Yes, it really is a bit of free for all isn't it. This is starting to feel more like an episode of Survivor than implementing a standard.

The only catch in the case you mention is what if I've elected to let h2 expire, or even revoked the h2 evidence record somehow? I'd be a bit stuck as there would still be a record out there that makes h2 valid. RFC 6283 appears to remove that possibility by saying it's either a group or a single item. Put another way you could say BC now implements RFC 4998 with the restriction imposed in RFC 6283. @veebee was quite adamant about the whole one data object. one evidence record thing as well, so assuming his recollection was correct the restriction in RFC 6283 is also correct. An errata wouldn't hurt though - it's clear that whoever he corresponded with believed they'd described something in RFC 4998 which really isn't described in RFC 4998.

So, with the new data, no problem verifying that one either. As long as everything else is done correctly we'll read this but the initial node will be regarded as a group, so you can validate for the individual items, or for the collection overall. Likewise, if another parser doesn't insist on only one item in the first partial hash tree, the BC timestamps will also work (whether it's a group, or a 2 single items the calculations are the same, you still walk up the tree one ASN.1 structure at a time, swapping the hash values for concatenation as you go, it's the group/non-group presentation that changes).

One other thing I did notice about RFC 6283 they include data leafs in the tree - so the immediate parent of a single data object is it's hash, just as the immediate parent of a data group is the collective hash of the group. This also diverges from what RFC 4998 says unless the way a parent node in RFC 4998 isn't quite as it sounds.

I'm going to try and write to the authors myself as well. We're probably starting to approach the first run of old timestamp certificates going sour, so I think this particular bit of technology is going to become more important. A bit of extra clarity in the standard would really help.

Task prompt →
Answer these questions about the forum post on RFC 4998 and RFC 6283:
1. According to the post, what does RFC 6283 say the first item can be?
2. When the new data is read, how will the initial node be regarded?
3. What does RFC 6283 include in the tree that diverges from RFC 4998?

[Element and region data]
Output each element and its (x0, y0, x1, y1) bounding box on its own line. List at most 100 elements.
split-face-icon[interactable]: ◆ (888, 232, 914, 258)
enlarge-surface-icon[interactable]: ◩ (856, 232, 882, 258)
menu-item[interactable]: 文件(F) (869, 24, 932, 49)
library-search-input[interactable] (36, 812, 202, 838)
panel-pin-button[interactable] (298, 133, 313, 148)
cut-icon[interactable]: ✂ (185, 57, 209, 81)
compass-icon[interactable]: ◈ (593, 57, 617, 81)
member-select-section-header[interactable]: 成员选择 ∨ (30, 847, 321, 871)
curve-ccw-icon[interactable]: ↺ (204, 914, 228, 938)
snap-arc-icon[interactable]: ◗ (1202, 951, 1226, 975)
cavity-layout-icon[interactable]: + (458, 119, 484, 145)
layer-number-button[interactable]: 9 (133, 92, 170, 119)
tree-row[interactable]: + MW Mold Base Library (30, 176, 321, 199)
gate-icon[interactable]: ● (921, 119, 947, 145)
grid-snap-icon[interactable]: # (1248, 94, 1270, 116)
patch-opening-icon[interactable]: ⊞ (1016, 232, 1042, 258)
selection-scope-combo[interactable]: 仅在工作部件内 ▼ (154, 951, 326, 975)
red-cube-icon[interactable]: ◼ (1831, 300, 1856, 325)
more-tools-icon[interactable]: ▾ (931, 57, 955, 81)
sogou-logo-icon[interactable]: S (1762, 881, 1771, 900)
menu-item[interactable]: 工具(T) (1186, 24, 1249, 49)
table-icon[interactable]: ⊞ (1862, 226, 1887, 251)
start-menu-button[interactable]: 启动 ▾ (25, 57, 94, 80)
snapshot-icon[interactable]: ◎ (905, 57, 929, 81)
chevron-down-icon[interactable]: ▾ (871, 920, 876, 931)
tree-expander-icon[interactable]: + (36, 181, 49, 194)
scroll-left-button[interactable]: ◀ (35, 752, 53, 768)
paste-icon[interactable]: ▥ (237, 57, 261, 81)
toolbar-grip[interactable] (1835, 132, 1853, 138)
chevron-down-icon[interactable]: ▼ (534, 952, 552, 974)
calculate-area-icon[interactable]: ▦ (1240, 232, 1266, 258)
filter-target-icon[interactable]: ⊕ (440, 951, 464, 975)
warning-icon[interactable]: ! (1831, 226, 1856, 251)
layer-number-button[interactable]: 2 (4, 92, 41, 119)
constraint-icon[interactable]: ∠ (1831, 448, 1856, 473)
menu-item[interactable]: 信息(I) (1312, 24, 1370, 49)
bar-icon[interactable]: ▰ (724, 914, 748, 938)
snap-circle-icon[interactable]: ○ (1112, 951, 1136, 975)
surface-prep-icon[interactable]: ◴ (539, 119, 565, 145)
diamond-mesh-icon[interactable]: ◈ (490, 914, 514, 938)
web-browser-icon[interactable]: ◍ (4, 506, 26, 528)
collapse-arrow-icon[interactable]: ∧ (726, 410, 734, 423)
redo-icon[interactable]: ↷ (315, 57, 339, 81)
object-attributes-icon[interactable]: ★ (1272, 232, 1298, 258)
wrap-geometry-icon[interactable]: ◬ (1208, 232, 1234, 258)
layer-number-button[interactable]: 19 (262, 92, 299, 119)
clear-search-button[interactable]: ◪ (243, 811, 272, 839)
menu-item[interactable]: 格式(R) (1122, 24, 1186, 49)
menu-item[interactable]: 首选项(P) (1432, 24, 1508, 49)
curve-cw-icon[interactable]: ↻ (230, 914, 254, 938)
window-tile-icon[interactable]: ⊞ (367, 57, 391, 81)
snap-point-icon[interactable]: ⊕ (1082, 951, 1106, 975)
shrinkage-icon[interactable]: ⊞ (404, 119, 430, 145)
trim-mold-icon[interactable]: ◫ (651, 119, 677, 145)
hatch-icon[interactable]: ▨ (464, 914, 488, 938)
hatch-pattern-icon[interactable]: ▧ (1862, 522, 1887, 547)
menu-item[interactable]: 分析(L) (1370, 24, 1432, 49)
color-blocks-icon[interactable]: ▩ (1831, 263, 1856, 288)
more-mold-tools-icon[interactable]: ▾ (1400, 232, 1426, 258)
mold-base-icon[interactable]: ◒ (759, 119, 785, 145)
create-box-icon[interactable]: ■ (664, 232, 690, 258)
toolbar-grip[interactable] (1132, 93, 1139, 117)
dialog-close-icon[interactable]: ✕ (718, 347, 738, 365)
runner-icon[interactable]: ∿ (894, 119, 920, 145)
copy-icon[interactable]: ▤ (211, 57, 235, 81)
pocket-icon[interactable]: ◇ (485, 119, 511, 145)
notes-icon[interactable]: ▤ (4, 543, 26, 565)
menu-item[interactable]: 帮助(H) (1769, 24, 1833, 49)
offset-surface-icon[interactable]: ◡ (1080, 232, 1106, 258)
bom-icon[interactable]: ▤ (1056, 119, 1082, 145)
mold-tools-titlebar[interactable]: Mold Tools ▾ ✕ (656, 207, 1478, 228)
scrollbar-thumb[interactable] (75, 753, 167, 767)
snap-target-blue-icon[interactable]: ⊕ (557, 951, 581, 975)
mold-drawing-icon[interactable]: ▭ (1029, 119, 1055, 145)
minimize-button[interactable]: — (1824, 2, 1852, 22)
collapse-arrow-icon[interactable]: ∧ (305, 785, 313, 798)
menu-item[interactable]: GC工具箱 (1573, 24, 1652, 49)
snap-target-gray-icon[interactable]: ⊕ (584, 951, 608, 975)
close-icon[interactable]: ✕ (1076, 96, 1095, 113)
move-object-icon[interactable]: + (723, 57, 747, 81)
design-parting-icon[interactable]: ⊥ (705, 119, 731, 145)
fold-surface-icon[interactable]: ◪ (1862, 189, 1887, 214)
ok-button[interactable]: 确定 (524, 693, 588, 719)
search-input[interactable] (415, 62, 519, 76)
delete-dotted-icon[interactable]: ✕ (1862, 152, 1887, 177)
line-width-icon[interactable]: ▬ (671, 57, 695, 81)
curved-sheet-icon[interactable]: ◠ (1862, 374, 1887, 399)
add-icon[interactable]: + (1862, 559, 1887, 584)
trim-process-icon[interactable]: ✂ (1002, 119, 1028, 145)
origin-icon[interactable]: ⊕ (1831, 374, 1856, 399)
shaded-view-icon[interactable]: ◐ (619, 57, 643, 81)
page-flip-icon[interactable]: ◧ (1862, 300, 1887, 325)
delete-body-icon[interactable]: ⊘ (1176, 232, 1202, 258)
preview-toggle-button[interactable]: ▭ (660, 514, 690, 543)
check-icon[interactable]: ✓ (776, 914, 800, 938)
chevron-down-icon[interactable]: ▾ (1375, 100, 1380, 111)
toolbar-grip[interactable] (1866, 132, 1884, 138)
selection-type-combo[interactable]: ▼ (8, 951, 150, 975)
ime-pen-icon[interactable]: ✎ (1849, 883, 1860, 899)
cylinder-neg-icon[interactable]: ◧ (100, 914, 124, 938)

Output of the task →
1. Either a group or a single item.
2. As a group.
3. Data leafs.